'''
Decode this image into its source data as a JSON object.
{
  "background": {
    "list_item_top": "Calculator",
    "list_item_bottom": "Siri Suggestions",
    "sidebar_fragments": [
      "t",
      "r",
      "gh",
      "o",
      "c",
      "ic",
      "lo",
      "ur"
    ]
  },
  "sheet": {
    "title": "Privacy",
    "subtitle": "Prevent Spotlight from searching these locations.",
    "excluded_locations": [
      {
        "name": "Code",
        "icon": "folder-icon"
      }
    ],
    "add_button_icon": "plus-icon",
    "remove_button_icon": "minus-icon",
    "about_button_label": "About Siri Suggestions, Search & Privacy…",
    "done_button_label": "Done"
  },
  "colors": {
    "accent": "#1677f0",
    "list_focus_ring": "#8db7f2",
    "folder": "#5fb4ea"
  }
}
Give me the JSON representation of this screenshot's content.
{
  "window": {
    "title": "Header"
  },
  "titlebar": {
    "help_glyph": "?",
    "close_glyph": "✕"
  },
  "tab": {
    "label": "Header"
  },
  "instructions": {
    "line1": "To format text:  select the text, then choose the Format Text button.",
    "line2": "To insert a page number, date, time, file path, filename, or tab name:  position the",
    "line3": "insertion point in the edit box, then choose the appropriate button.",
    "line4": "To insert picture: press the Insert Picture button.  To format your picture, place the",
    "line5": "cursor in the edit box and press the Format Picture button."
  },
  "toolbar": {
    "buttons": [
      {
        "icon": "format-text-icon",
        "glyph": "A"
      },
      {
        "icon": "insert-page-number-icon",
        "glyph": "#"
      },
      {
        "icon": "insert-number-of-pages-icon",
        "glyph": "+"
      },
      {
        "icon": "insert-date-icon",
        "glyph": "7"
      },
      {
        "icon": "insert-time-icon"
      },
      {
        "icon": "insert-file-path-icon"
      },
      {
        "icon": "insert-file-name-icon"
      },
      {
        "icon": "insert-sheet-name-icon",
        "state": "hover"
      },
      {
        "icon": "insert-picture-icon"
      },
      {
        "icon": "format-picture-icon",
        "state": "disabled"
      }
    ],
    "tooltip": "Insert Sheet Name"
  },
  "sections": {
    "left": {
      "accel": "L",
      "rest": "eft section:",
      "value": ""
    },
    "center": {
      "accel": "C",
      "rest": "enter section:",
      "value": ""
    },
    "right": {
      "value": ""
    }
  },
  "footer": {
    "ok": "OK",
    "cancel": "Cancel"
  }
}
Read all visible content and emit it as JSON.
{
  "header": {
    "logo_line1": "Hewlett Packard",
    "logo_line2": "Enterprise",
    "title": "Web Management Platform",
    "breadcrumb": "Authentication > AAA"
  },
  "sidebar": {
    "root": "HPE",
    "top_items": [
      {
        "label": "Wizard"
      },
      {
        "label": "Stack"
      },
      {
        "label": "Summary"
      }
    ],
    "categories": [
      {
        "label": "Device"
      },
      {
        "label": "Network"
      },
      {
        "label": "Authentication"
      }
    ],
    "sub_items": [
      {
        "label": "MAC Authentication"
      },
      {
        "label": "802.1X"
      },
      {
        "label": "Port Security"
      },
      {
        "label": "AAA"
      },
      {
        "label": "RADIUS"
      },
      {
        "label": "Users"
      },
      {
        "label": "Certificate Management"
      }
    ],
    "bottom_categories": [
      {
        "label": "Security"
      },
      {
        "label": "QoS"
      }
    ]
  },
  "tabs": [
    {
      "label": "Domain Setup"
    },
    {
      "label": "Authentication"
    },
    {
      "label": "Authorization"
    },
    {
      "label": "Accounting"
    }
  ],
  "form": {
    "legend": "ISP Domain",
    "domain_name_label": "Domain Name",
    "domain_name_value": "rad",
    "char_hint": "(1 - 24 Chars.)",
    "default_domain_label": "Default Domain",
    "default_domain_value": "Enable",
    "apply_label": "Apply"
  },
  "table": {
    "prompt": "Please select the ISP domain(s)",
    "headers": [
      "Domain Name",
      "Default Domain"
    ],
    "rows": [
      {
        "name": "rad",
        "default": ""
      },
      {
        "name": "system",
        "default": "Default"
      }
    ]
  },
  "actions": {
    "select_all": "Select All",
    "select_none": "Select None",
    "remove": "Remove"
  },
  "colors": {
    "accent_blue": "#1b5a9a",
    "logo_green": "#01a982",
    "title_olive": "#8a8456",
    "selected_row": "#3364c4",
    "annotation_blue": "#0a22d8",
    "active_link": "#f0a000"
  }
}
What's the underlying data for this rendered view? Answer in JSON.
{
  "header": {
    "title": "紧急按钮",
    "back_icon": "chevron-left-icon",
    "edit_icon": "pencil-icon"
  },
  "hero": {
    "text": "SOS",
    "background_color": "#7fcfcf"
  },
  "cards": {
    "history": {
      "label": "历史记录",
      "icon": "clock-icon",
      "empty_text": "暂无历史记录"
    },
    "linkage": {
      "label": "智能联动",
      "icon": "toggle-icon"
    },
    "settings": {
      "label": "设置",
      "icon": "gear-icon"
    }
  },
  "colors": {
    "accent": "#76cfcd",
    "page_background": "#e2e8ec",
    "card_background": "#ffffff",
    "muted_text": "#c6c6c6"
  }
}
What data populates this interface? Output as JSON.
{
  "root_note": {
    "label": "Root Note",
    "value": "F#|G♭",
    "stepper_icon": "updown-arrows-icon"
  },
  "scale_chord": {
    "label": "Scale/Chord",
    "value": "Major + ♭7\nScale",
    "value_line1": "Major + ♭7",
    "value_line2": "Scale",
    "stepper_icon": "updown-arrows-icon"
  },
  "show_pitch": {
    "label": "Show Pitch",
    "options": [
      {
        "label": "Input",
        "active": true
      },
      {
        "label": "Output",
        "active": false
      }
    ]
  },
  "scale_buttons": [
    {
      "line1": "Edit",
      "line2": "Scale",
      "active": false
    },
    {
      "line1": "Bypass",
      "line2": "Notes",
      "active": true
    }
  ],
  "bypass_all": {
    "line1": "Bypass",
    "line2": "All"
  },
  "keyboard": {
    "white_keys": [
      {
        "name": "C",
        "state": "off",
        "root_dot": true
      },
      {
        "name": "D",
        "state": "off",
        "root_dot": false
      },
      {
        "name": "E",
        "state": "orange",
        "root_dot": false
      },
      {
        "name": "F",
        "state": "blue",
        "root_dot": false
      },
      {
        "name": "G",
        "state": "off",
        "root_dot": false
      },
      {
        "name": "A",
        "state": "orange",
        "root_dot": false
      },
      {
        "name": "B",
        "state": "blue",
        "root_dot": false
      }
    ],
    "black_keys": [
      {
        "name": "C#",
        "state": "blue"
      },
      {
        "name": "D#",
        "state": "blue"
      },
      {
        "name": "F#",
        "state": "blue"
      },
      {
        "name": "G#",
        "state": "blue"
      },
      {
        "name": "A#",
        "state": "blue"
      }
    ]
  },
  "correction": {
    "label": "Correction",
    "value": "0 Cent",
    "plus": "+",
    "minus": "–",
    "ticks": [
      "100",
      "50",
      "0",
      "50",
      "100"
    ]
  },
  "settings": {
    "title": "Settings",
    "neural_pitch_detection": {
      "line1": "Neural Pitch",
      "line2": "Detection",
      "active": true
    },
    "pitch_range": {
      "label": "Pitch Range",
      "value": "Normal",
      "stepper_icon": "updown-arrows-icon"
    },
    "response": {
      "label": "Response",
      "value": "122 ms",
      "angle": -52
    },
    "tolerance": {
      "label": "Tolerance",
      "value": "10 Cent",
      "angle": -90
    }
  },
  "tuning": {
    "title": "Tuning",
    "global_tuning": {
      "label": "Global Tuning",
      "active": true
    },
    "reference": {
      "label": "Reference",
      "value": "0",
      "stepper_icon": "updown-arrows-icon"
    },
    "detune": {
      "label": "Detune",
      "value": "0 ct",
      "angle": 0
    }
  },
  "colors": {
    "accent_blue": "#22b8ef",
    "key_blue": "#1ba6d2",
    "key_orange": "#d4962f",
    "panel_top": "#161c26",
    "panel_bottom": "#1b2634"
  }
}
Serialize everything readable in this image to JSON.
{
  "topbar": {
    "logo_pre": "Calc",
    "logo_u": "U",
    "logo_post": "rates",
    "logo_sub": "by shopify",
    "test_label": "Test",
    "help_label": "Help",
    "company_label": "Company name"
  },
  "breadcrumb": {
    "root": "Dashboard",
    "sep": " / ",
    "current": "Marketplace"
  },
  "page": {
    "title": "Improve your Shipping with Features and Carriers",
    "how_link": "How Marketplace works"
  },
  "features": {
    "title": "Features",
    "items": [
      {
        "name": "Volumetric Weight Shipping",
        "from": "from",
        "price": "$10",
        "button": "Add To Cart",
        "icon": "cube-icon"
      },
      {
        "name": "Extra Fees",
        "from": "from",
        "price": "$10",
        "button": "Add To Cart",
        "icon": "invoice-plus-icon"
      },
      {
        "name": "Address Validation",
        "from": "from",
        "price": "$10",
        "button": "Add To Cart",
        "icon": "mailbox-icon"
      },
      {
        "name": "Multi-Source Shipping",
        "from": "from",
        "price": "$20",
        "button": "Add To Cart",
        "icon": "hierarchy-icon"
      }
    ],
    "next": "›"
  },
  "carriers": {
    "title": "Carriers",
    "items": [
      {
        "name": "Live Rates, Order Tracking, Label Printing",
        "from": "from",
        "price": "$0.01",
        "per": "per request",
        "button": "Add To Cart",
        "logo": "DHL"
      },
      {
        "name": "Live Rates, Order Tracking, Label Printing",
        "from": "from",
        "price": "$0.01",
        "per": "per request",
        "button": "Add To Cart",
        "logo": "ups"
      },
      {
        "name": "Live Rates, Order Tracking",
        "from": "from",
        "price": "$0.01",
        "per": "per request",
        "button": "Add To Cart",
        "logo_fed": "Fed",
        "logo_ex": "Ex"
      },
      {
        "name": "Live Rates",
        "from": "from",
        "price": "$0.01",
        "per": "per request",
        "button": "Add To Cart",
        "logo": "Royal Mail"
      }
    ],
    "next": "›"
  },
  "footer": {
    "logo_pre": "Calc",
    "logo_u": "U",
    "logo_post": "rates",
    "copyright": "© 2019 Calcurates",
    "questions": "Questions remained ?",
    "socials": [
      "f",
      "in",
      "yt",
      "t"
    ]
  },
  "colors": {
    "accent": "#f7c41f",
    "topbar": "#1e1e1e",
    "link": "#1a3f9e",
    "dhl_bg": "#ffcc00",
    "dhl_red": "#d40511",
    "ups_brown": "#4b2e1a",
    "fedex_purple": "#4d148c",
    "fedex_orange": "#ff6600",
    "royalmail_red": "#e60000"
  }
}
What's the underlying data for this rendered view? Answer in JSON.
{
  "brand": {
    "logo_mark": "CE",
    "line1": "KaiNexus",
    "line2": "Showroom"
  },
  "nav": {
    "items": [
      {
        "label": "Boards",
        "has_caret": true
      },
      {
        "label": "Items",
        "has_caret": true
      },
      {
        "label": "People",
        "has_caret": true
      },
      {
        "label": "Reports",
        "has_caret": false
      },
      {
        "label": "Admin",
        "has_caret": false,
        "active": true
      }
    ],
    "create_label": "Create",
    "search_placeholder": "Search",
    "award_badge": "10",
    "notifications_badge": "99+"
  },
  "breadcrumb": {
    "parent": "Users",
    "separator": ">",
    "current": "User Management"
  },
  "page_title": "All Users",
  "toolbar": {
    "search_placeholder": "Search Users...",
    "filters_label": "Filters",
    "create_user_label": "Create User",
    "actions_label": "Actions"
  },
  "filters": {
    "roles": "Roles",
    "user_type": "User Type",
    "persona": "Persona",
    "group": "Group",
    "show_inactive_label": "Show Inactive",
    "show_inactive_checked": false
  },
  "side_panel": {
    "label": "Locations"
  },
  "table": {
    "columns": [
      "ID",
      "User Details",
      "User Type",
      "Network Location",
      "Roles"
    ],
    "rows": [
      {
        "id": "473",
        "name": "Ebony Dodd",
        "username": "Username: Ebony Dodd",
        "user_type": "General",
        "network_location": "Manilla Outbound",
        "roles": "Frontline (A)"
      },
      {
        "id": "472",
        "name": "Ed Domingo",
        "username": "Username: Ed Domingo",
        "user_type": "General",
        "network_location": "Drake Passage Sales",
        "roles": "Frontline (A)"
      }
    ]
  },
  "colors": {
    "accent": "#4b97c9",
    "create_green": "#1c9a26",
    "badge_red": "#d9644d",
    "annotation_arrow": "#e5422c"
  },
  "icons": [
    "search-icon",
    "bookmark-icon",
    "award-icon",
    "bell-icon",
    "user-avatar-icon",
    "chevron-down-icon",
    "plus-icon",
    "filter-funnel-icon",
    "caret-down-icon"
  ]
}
'''
[Do this] Identify and list each line with the word "date".

[Correct answer]
    "line2": "To insert a page number, date, time, file path, filename, or tab name:  position the",
        "icon": "insert-date-icon",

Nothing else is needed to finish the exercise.